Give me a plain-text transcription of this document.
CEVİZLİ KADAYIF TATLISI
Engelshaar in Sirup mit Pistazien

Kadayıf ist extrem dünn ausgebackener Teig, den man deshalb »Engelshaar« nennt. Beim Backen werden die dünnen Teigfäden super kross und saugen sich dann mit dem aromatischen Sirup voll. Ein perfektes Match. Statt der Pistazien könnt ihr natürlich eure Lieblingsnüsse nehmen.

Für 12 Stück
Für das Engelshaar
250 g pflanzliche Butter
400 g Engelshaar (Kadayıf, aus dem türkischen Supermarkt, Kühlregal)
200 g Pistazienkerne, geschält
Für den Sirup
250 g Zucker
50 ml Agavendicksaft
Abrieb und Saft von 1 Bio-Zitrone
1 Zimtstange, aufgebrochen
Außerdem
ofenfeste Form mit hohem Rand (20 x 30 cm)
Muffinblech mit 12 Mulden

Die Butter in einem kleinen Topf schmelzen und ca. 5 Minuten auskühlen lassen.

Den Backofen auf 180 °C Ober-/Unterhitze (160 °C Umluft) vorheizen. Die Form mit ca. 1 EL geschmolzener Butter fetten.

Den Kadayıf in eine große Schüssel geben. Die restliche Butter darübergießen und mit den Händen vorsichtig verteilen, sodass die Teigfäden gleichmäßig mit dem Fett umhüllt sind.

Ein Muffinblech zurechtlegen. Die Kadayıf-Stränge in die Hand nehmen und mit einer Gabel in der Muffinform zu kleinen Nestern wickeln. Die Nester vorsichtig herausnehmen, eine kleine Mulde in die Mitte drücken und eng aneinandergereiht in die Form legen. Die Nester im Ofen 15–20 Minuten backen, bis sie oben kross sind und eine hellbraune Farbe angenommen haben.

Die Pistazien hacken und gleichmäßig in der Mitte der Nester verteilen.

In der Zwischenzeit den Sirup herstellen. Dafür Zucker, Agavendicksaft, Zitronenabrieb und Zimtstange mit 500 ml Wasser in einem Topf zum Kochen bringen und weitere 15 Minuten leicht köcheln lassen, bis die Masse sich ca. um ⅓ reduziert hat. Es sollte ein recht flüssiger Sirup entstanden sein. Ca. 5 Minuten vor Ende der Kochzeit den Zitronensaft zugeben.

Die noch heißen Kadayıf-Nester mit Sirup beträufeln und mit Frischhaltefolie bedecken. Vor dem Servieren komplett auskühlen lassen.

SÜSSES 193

----

Activity
Which lines above include "auskühlen"? Show each of them by copying it.

Solved exercise
Die Butter in einem kleinen Topf schmelzen und ca. 5 Minuten auskühlen lassen.
Die noch heißen Kadayıf-Nester mit Sirup beträufeln und mit Frischhaltefolie bedecken. Vor dem Servieren komplett auskühlen lassen.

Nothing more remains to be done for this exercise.